— START Data for the task —
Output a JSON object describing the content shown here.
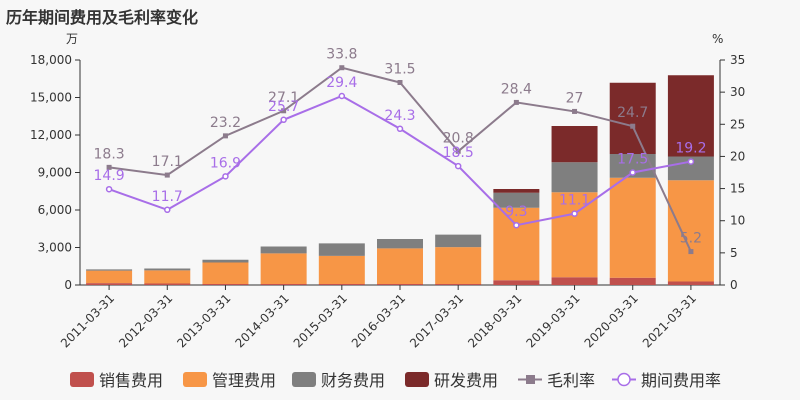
{
  "page_title": "历年期间费用及毛利率变化",
  "chart_data": {
    "type": "bar",
    "title": "历年期间费用及毛利率变化",
    "y_left_unit": "万",
    "y_right_unit": "%",
    "y_left_ticks": [
      "0",
      "3,000",
      "6,000",
      "9,000",
      "12,000",
      "15,000",
      "18,000"
    ],
    "y_right_ticks": [
      "0",
      "5",
      "10",
      "15",
      "20",
      "25",
      "30",
      "35"
    ],
    "ylim_left": [
      0,
      18000
    ],
    "ylim_right": [
      0,
      35
    ],
    "categories": [
      "2011-03-31",
      "2012-03-31",
      "2013-03-31",
      "2014-03-31",
      "2015-03-31",
      "2016-03-31",
      "2017-03-31",
      "2018-03-31",
      "2019-03-31",
      "2020-03-31",
      "2021-03-31"
    ],
    "stacked_series": [
      {
        "name": "销售费用",
        "color": "#c0504d",
        "values": [
          150,
          120,
          80,
          80,
          80,
          80,
          80,
          380,
          620,
          580,
          280
        ]
      },
      {
        "name": "管理费用",
        "color": "#f79646",
        "values": [
          1000,
          1050,
          1720,
          2450,
          2250,
          2850,
          2950,
          5800,
          6800,
          8000,
          8100
        ]
      },
      {
        "name": "财务费用",
        "color": "#7f7f7f",
        "values": [
          100,
          150,
          220,
          550,
          1000,
          750,
          1000,
          1200,
          2400,
          1900,
          1900
        ]
      },
      {
        "name": "研发费用",
        "color": "#7b2a2a",
        "values": [
          0,
          0,
          0,
          0,
          0,
          0,
          0,
          300,
          2900,
          5700,
          6500
        ]
      }
    ],
    "line_series": [
      {
        "name": "毛利率",
        "color": "#8c7b8c",
        "values": [
          18.3,
          17.1,
          23.2,
          27.1,
          33.8,
          31.5,
          20.8,
          28.4,
          27.0,
          24.7,
          5.2
        ],
        "labels": [
          "18.3",
          "17.1",
          "23.2",
          "27.1",
          "33.8",
          "31.5",
          "20.8",
          "28.4",
          "27",
          "24.7",
          "5.2"
        ]
      },
      {
        "name": "期间费用率",
        "color": "#a86ee8",
        "values": [
          14.9,
          11.7,
          16.9,
          25.7,
          29.4,
          24.3,
          18.5,
          9.3,
          11.1,
          17.5,
          19.2
        ],
        "labels": [
          "14.9",
          "11.7",
          "16.9",
          "25.7",
          "29.4",
          "24.3",
          "18.5",
          "9.3",
          "11.1",
          "17.5",
          "19.2"
        ]
      }
    ],
    "legend": [
      "销售费用",
      "管理费用",
      "财务费用",
      "研发费用",
      "毛利率",
      "期间费用率"
    ],
    "legend_position": "bottom",
    "grid": false
  }
}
— END Data for the task —
> [Exercise prompt]
Restate each of the entries above word for word and skip every image.

> [The response]
Output a JSON object describing the content shown here.
{
  "page_title": "历年期间费用及毛利率变化",
  "chart_data": {
    "type": "bar",
    "title": "历年期间费用及毛利率变化",
    "y_left_unit": "万",
    "y_right_unit": "%",
    "y_left_ticks": [
      "0",
      "3,000",
      "6,000",
      "9,000",
      "12,000",
      "15,000",
      "18,000"
    ],
    "y_right_ticks": [
      "0",
      "5",
      "10",
      "15",
      "20",
      "25",
      "30",
      "35"
    ],
    "ylim_left": [
      0,
      18000
    ],
    "ylim_right": [
      0,
      35
    ],
    "categories": [
      "2011-03-31",
      "2012-03-31",
      "2013-03-31",
      "2014-03-31",
      "2015-03-31",
      "2016-03-31",
      "2017-03-31",
      "2018-03-31",
      "2019-03-31",
      "2020-03-31",
      "2021-03-31"
    ],
    "stacked_series": [
      {
        "name": "销售费用",
        "color": "#c0504d",
        "values": [
          150,
          120,
          80,
          80,
          80,
          80,
          80,
          380,
          620,
          580,
          280
        ]
      },
      {
        "name": "管理费用",
        "color": "#f79646",
        "values": [
          1000,
          1050,
          1720,
          2450,
          2250,
          2850,
          2950,
          5800,
          6800,
          8000,
          8100
        ]
      },
      {
        "name": "财务费用",
        "color": "#7f7f7f",
        "values": [
          100,
          150,
          220,
          550,
          1000,
          750,
          1000,
          1200,
          2400,
          1900,
          1900
        ]
      },
      {
        "name": "研发费用",
        "color": "#7b2a2a",
        "values": [
          0,
          0,
          0,
          0,
          0,
          0,
          0,
          300,
          2900,
          5700,
          6500
        ]
      }
    ],
    "line_series": [
      {
        "name": "毛利率",
        "color": "#8c7b8c",
        "values": [
          18.3,
          17.1,
          23.2,
          27.1,
          33.8,
          31.5,
          20.8,
          28.4,
          27.0,
          24.7,
          5.2
        ],
        "labels": [
          "18.3",
          "17.1",
          "23.2",
          "27.1",
          "33.8",
          "31.5",
          "20.8",
          "28.4",
          "27",
          "24.7",
          "5.2"
        ]
      },
      {
        "name": "期间费用率",
        "color": "#a86ee8",
        "values": [
          14.9,
          11.7,
          16.9,
          25.7,
          29.4,
          24.3,
          18.5,
          9.3,
          11.1,
          17.5,
          19.2
        ],
        "labels": [
          "14.9",
          "11.7",
          "16.9",
          "25.7",
          "29.4",
          "24.3",
          "18.5",
          "9.3",
          "11.1",
          "17.5",
          "19.2"
        ]
      }
    ],
    "legend": [
      "销售费用",
      "管理费用",
      "财务费用",
      "研发费用",
      "毛利率",
      "期间费用率"
    ],
    "legend_position": "bottom",
    "grid": false
  }
}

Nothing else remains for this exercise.